§ **Your instructions**
Copy out each line of the data holding "edgecolor".

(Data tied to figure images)

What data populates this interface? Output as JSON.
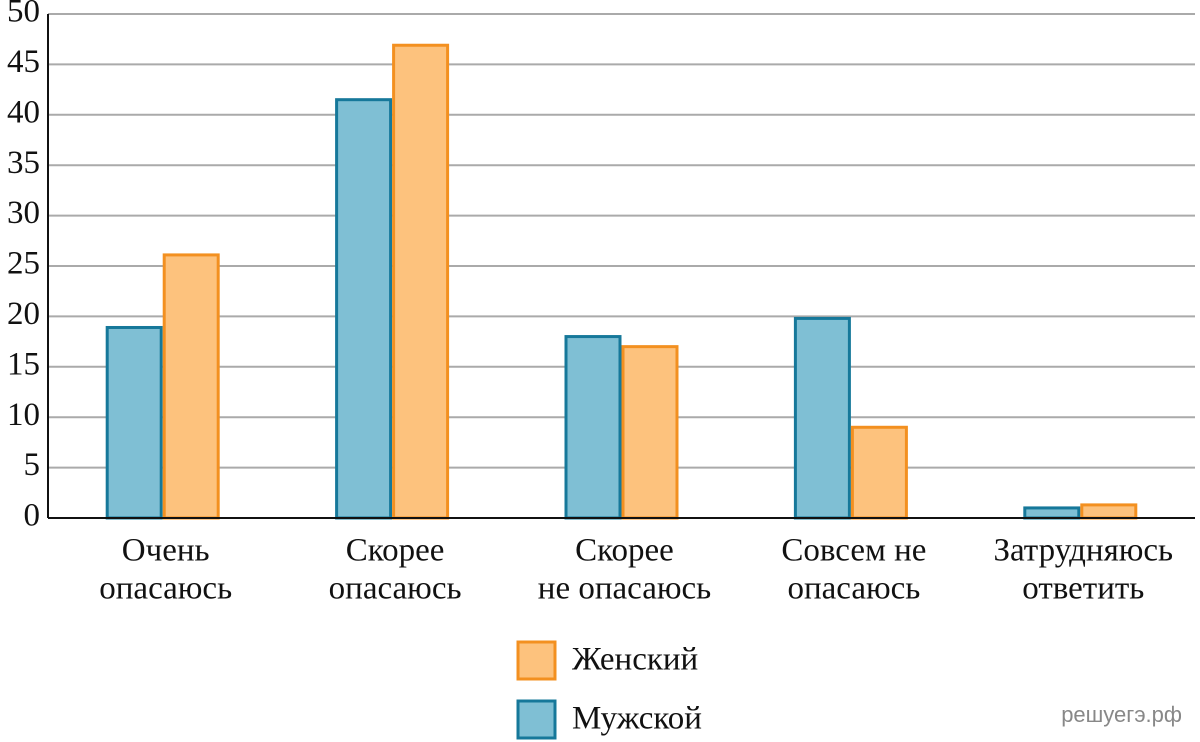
{
  "chart_data": {
    "type": "bar",
    "categories": [
      [
        "Очень",
        "опасаюсь"
      ],
      [
        "Скорее",
        "опасаюсь"
      ],
      [
        "Скорее",
        "не опасаюсь"
      ],
      [
        "Совсем не",
        "опасаюсь"
      ],
      [
        "Затрудняюсь",
        "ответить"
      ]
    ],
    "series": [
      {
        "name": "Мужской",
        "color": "#7fbfd4",
        "edgecolor": "#16789a",
        "values": [
          18.9,
          41.5,
          18,
          19.8,
          1
        ]
      },
      {
        "name": "Женский",
        "color": "#fdc27d",
        "edgecolor": "#f39020",
        "values": [
          26.1,
          46.9,
          17,
          9,
          1.3
        ]
      }
    ],
    "ylim": [
      0,
      50
    ],
    "yticks": [
      0,
      5,
      10,
      15,
      20,
      25,
      30,
      35,
      40,
      45,
      50
    ],
    "grid": true,
    "watermark": "решуегэ.рф"
  }
}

§ **Answer to the task**
        "edgecolor": "#16789a",
        "edgecolor": "#f39020",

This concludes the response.